* Records to use:

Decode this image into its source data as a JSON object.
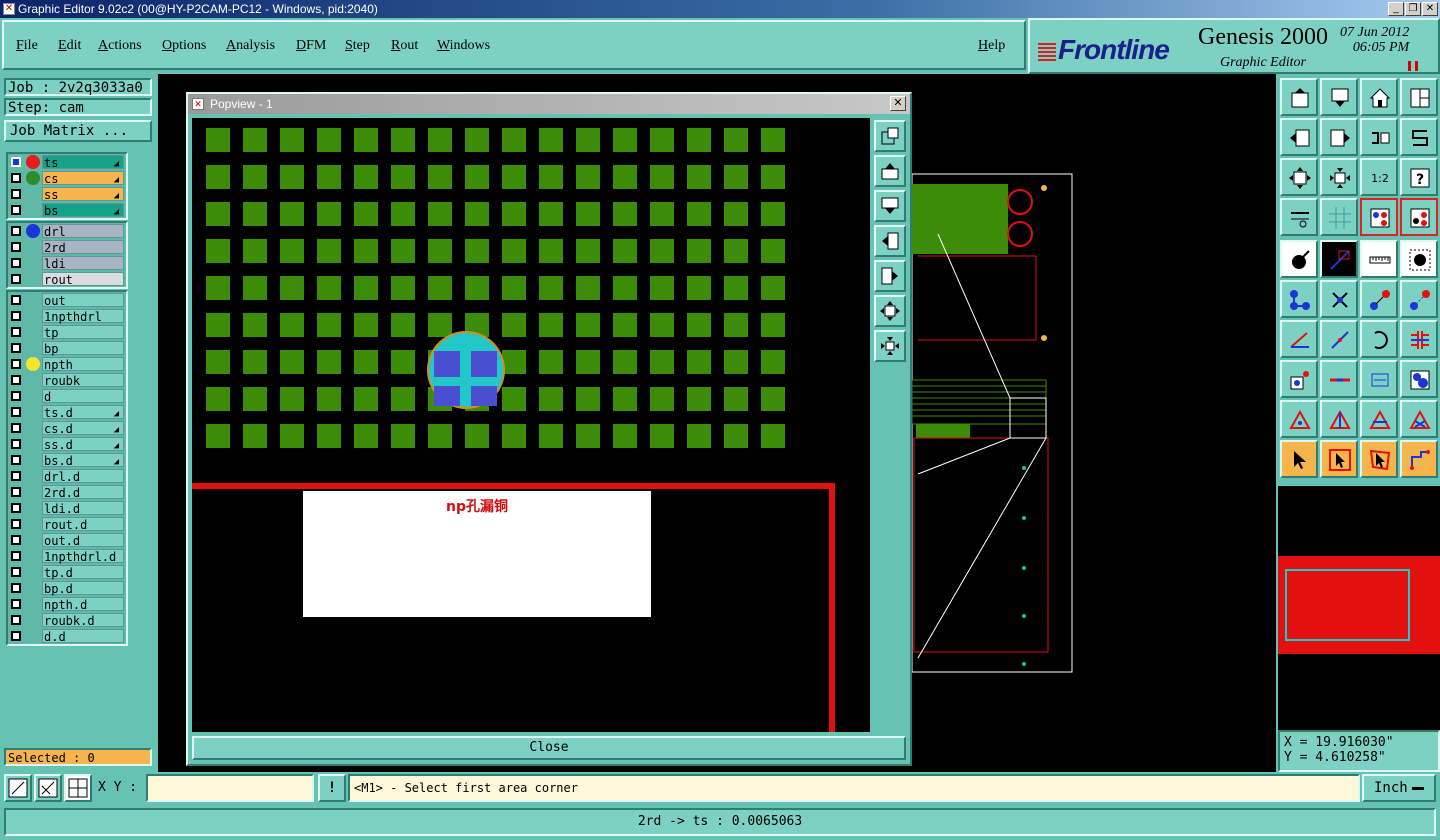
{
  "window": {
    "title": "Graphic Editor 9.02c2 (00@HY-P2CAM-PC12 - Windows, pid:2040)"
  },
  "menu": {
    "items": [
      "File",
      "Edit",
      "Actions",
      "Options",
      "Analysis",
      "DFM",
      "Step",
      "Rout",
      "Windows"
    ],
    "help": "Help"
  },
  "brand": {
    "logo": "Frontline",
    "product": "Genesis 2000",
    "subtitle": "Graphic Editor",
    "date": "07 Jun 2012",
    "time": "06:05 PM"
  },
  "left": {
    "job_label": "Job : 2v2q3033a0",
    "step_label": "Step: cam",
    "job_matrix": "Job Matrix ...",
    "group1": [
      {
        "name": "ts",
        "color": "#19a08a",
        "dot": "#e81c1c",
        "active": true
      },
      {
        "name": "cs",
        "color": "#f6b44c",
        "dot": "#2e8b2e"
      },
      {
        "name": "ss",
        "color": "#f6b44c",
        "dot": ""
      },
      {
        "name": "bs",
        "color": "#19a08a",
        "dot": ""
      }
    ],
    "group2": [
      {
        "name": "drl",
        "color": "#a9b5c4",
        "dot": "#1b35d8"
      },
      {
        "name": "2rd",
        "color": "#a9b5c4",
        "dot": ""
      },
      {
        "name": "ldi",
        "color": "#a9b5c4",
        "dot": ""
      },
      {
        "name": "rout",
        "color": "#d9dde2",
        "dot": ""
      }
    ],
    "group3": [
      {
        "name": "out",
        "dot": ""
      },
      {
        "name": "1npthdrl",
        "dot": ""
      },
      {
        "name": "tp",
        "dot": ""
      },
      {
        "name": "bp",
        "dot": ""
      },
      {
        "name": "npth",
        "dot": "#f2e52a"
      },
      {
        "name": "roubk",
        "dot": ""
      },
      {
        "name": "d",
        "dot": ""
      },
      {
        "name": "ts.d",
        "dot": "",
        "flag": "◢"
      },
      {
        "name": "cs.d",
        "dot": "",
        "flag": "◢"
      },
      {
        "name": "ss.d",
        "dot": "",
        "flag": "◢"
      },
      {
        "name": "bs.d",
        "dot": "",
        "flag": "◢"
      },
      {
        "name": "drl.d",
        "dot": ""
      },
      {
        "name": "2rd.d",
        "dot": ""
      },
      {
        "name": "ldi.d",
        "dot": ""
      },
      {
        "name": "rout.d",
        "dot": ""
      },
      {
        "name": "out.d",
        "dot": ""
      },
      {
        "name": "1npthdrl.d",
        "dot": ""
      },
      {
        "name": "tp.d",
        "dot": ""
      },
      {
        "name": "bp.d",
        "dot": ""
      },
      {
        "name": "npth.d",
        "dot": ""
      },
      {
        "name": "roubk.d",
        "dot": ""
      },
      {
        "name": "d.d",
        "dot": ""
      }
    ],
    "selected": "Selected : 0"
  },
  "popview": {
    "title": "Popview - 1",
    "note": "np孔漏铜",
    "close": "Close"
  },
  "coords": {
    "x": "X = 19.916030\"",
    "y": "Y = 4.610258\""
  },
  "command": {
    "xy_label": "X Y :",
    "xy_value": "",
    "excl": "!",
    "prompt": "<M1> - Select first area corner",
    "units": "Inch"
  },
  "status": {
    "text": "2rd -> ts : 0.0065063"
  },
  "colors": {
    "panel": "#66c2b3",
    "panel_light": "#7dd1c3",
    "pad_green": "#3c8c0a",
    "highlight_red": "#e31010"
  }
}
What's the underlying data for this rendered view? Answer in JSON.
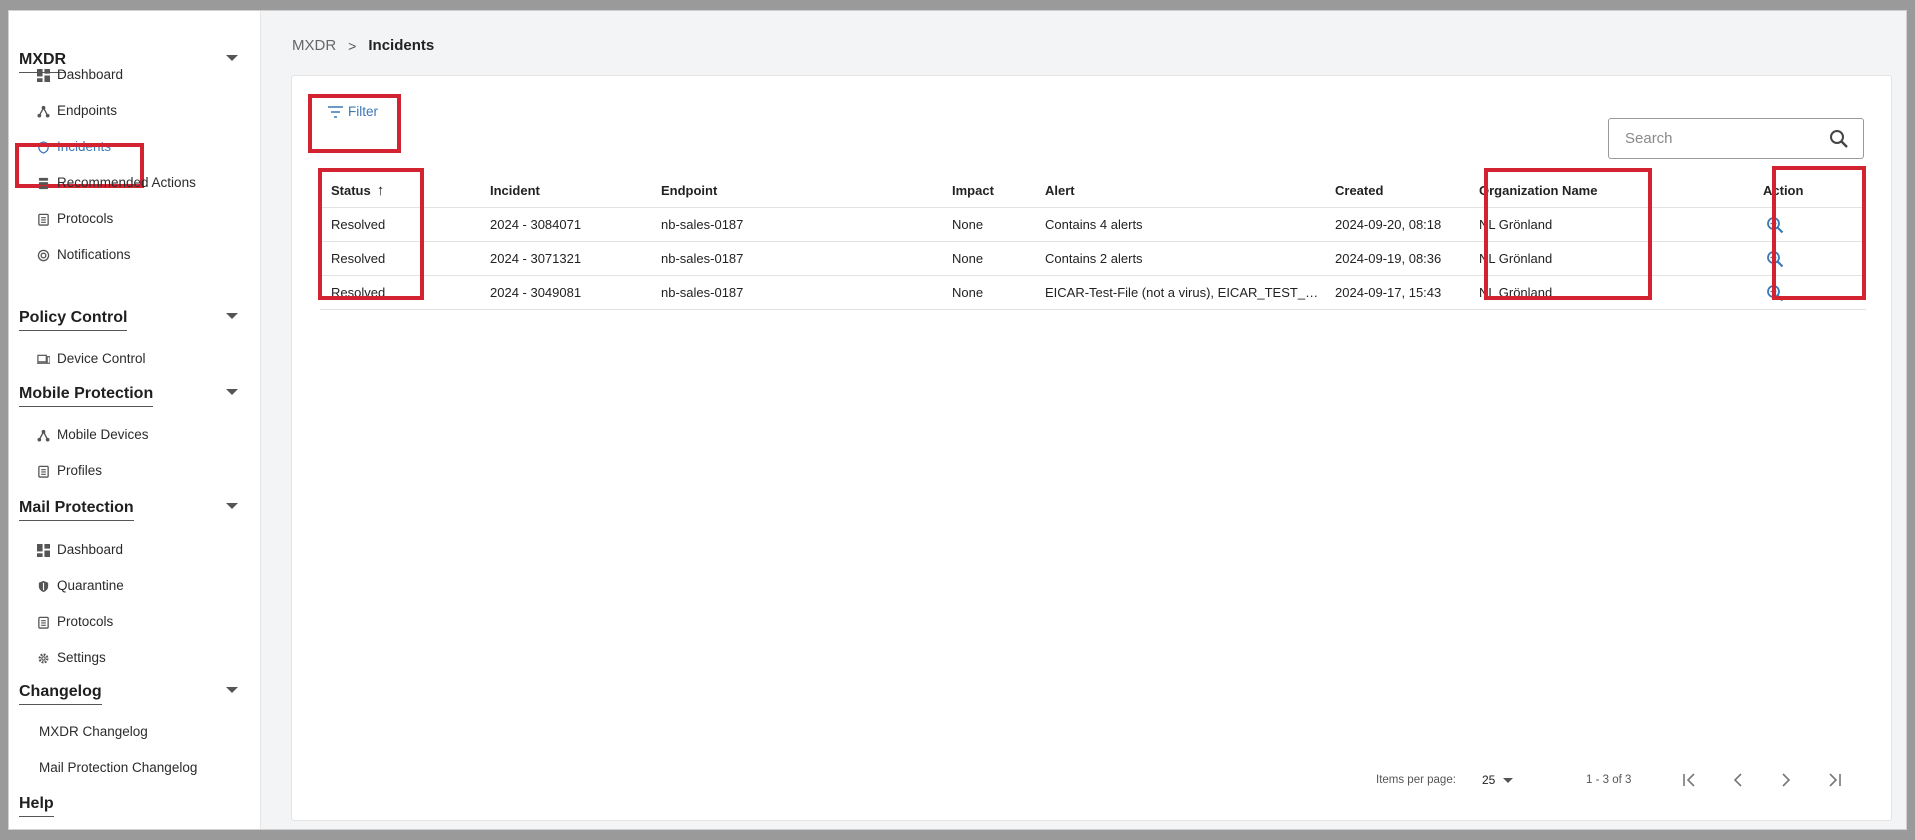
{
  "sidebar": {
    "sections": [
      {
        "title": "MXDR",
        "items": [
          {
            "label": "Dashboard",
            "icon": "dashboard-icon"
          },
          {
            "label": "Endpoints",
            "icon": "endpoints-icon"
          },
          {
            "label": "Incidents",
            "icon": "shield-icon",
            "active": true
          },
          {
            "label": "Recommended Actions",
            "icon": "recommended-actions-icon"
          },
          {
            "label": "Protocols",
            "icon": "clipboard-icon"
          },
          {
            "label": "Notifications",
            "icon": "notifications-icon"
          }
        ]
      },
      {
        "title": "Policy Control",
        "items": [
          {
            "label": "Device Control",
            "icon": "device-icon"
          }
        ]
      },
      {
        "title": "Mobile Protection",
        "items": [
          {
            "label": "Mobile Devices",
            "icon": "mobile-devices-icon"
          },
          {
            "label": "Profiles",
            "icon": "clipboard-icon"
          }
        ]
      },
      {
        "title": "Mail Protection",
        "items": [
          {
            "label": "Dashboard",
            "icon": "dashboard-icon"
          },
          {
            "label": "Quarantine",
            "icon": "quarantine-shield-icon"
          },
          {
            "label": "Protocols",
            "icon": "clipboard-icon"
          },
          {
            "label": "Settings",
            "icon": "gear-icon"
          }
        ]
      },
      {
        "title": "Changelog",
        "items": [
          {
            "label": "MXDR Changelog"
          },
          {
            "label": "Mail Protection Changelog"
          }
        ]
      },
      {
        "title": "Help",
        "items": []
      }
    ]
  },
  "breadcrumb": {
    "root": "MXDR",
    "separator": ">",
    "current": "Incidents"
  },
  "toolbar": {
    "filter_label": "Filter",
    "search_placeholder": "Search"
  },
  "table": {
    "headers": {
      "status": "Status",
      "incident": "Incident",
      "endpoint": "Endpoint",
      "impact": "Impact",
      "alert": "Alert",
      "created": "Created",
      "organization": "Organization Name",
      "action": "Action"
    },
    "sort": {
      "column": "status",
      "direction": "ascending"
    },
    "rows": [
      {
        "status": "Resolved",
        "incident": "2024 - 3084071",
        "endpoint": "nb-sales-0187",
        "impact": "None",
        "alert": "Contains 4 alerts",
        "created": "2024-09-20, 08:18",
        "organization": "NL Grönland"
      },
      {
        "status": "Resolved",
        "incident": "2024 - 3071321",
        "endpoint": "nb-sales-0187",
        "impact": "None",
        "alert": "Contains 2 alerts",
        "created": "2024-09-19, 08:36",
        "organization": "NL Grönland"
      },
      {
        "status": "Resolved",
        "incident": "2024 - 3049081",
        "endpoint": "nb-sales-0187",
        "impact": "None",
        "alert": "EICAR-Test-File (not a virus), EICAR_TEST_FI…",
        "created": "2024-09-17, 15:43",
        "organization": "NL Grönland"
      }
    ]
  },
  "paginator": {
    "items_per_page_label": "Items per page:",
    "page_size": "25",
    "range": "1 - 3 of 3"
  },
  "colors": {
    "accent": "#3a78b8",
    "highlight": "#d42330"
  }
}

* Action item:
Output the number of lines above holding the word "JSON", and nothing besides it.

* Response for this exercise:
2